- _Task brief_:
Give back all the data exactly, line by line.

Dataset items

Begin

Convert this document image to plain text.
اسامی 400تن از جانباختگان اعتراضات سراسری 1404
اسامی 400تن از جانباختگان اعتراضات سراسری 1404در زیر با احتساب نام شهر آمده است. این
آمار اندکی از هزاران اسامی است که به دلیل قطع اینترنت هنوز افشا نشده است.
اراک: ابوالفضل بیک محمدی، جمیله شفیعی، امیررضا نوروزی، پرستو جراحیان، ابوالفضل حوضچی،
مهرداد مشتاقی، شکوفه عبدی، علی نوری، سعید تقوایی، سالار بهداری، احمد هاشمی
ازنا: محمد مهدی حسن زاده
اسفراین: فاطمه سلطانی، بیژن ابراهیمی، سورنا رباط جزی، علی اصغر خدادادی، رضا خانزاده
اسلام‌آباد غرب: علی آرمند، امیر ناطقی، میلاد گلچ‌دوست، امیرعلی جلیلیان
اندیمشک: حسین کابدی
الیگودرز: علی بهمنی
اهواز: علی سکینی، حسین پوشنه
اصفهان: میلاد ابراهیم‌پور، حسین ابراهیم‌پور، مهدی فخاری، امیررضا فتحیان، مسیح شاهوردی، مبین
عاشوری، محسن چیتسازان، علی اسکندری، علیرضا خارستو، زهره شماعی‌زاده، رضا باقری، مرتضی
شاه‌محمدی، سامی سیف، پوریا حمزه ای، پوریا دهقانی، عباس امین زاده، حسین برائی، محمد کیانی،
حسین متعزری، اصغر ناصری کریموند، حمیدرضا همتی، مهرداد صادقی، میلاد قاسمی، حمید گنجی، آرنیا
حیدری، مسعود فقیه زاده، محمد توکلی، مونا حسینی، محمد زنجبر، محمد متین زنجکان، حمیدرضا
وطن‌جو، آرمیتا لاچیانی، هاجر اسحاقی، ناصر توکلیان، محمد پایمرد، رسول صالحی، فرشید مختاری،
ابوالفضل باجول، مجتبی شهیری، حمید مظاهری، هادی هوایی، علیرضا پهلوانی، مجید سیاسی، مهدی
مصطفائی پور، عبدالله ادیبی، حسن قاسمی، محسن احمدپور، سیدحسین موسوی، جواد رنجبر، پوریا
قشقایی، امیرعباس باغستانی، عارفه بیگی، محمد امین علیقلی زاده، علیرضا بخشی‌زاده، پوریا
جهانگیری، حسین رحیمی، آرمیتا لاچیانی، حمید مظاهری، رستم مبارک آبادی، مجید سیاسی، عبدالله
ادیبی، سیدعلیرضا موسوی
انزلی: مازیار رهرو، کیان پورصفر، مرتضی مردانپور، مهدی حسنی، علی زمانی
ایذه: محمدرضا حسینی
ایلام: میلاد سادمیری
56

End

- _Exercise output_:
Convert this document image to plain text.
اسامی 400تن از جانباختگان اعتراضات سراسری 1404
اسامی 400تن از جانباختگان اعتراضات سراسری 1404در زیر با احتساب نام شهر آمده است. این
آمار اندکی از هزاران اسامی است که به دلیل قطع اینترنت هنوز افشا نشده است.
اراک: ابوالفضل بیک محمدی، جمیله شفیعی، امیررضا نوروزی، پرستو جراحیان، ابوالفضل حوضچی،
مهرداد مشتاقی، شکوفه عبدی، علی نوری، سعید تقوایی، سالار بهداری، احمد هاشمی
ازنا: محمد مهدی حسن زاده
اسفراین: فاطمه سلطانی، بیژن ابراهیمی، سورنا رباط جزی، علی اصغر خدادادی، رضا خانزاده
اسلام‌آباد غرب: علی آرمند، امیر ناطقی، میلاد گلچ‌دوست، امیرعلی جلیلیان
اندیمشک: حسین کابدی
الیگودرز: علی بهمنی
اهواز: علی سکینی، حسین پوشنه
اصفهان: میلاد ابراهیم‌پور، حسین ابراهیم‌پور، مهدی فخاری، امیررضا فتحیان، مسیح شاهوردی، مبین
عاشوری، محسن چیتسازان، علی اسکندری، علیرضا خارستو، زهره شماعی‌زاده، رضا باقری، مرتضی
شاه‌محمدی، سامی سیف، پوریا حمزه ای، پوریا دهقانی، عباس امین زاده، حسین برائی، محمد کیانی،
حسین متعزری، اصغر ناصری کریموند، حمیدرضا همتی، مهرداد صادقی، میلاد قاسمی، حمید گنجی، آرنیا
حیدری، مسعود فقیه زاده، محمد توکلی، مونا حسینی، محمد زنجبر، محمد متین زنجکان، حمیدرضا
وطن‌جو، آرمیتا لاچیانی، هاجر اسحاقی، ناصر توکلیان، محمد پایمرد، رسول صالحی، فرشید مختاری،
ابوالفضل باجول، مجتبی شهیری، حمید مظاهری، هادی هوایی، علیرضا پهلوانی، مجید سیاسی، مهدی
مصطفائی پور، عبدالله ادیبی، حسن قاسمی، محسن احمدپور، سیدحسین موسوی، جواد رنجبر، پوریا
قشقایی، امیرعباس باغستانی، عارفه بیگی، محمد امین علیقلی زاده، علیرضا بخشی‌زاده، پوریا
جهانگیری، حسین رحیمی، آرمیتا لاچیانی، حمید مظاهری، رستم مبارک آبادی، مجید سیاسی، عبدالله
ادیبی، سیدعلیرضا موسوی
انزلی: مازیار رهرو، کیان پورصفر، مرتضی مردانپور، مهدی حسنی، علی زمانی
ایذه: محمدرضا حسینی
ایلام: میلاد سادمیری
56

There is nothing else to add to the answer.